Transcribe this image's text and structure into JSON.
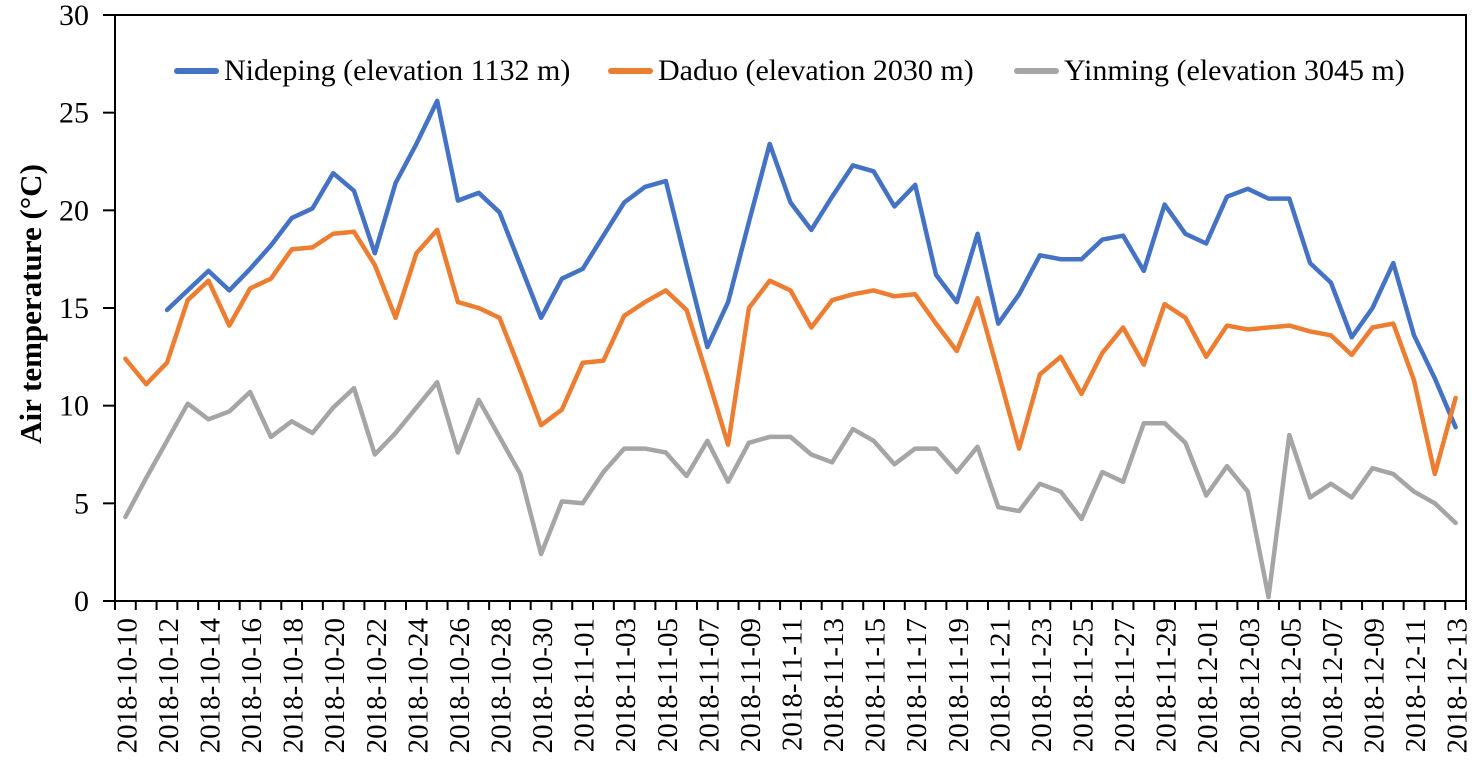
{
  "chart_data": {
    "type": "line",
    "title": "",
    "xlabel": "",
    "ylabel": "Air temperature (°C)",
    "ylim": [
      0,
      30
    ],
    "y_ticks": [
      0,
      5,
      10,
      15,
      20,
      25,
      30
    ],
    "grid": false,
    "legend_position": "top-inside",
    "x_label_every": 2,
    "axis_color": "#000000",
    "categories": [
      "2018-10-10",
      "2018-10-11",
      "2018-10-12",
      "2018-10-13",
      "2018-10-14",
      "2018-10-15",
      "2018-10-16",
      "2018-10-17",
      "2018-10-18",
      "2018-10-19",
      "2018-10-20",
      "2018-10-21",
      "2018-10-22",
      "2018-10-23",
      "2018-10-24",
      "2018-10-25",
      "2018-10-26",
      "2018-10-27",
      "2018-10-28",
      "2018-10-29",
      "2018-10-30",
      "2018-10-31",
      "2018-11-01",
      "2018-11-02",
      "2018-11-03",
      "2018-11-04",
      "2018-11-05",
      "2018-11-06",
      "2018-11-07",
      "2018-11-08",
      "2018-11-09",
      "2018-11-10",
      "2018-11-11",
      "2018-11-12",
      "2018-11-13",
      "2018-11-14",
      "2018-11-15",
      "2018-11-16",
      "2018-11-17",
      "2018-11-18",
      "2018-11-19",
      "2018-11-20",
      "2018-11-21",
      "2018-11-22",
      "2018-11-23",
      "2018-11-24",
      "2018-11-25",
      "2018-11-26",
      "2018-11-27",
      "2018-11-28",
      "2018-11-29",
      "2018-11-30",
      "2018-12-01",
      "2018-12-02",
      "2018-12-03",
      "2018-12-04",
      "2018-12-05",
      "2018-12-06",
      "2018-12-07",
      "2018-12-08",
      "2018-12-09",
      "2018-12-10",
      "2018-12-11",
      "2018-12-12",
      "2018-12-13"
    ],
    "series": [
      {
        "name": "Nideping (elevation 1132 m)",
        "color": "#4472C4",
        "values": [
          null,
          null,
          14.9,
          15.9,
          16.9,
          15.9,
          17.0,
          18.2,
          19.6,
          20.1,
          21.9,
          21.0,
          17.8,
          21.4,
          23.4,
          25.6,
          20.5,
          20.9,
          19.9,
          17.2,
          14.5,
          16.5,
          17.0,
          18.7,
          20.4,
          21.2,
          21.5,
          17.2,
          13.0,
          15.3,
          19.4,
          23.4,
          20.4,
          19.0,
          20.7,
          22.3,
          22.0,
          20.2,
          21.3,
          16.7,
          15.3,
          18.8,
          14.2,
          15.7,
          17.7,
          17.5,
          17.5,
          18.5,
          18.7,
          16.9,
          20.3,
          18.8,
          18.3,
          20.7,
          21.1,
          20.6,
          20.6,
          17.3,
          16.3,
          13.5,
          15.0,
          17.3,
          13.6,
          11.4,
          8.9
        ]
      },
      {
        "name": "Daduo (elevation 2030 m)",
        "color": "#ED7D31",
        "values": [
          12.4,
          11.1,
          12.2,
          15.4,
          16.4,
          14.1,
          16.0,
          16.5,
          18.0,
          18.1,
          18.8,
          18.9,
          17.2,
          14.5,
          17.8,
          19.0,
          15.3,
          15.0,
          14.5,
          11.8,
          9.0,
          9.8,
          12.2,
          12.3,
          14.6,
          15.3,
          15.9,
          14.9,
          11.5,
          8.0,
          15.0,
          16.4,
          15.9,
          14.0,
          15.4,
          15.7,
          15.9,
          15.6,
          15.7,
          14.2,
          12.8,
          15.5,
          11.7,
          7.8,
          11.6,
          12.5,
          10.6,
          12.7,
          14.0,
          12.1,
          15.2,
          14.5,
          12.5,
          14.1,
          13.9,
          14.0,
          14.1,
          13.8,
          13.6,
          12.6,
          14.0,
          14.2,
          11.3,
          6.5,
          10.4
        ]
      },
      {
        "name": "Yinming (elevation 3045 m)",
        "color": "#A5A5A5",
        "values": [
          4.3,
          6.3,
          8.2,
          10.1,
          9.3,
          9.7,
          10.7,
          8.4,
          9.2,
          8.6,
          9.9,
          10.9,
          7.5,
          8.6,
          9.9,
          11.2,
          7.6,
          10.3,
          8.4,
          6.5,
          2.4,
          5.1,
          5.0,
          6.6,
          7.8,
          7.8,
          7.6,
          6.4,
          8.2,
          6.1,
          8.1,
          8.4,
          8.4,
          7.5,
          7.1,
          8.8,
          8.2,
          7.0,
          7.8,
          7.8,
          6.6,
          7.9,
          4.8,
          4.6,
          6.0,
          5.6,
          4.2,
          6.6,
          6.1,
          9.1,
          9.1,
          8.1,
          5.4,
          6.9,
          5.6,
          0.2,
          8.5,
          5.3,
          6.0,
          5.3,
          6.8,
          6.5,
          5.6,
          5.0,
          4.0
        ]
      }
    ]
  }
}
◇ ◇ ◇
» REQUIREMENT
Give nothing but the number of lines containing the string "elevation".

» EXPECTED OUTPUT
3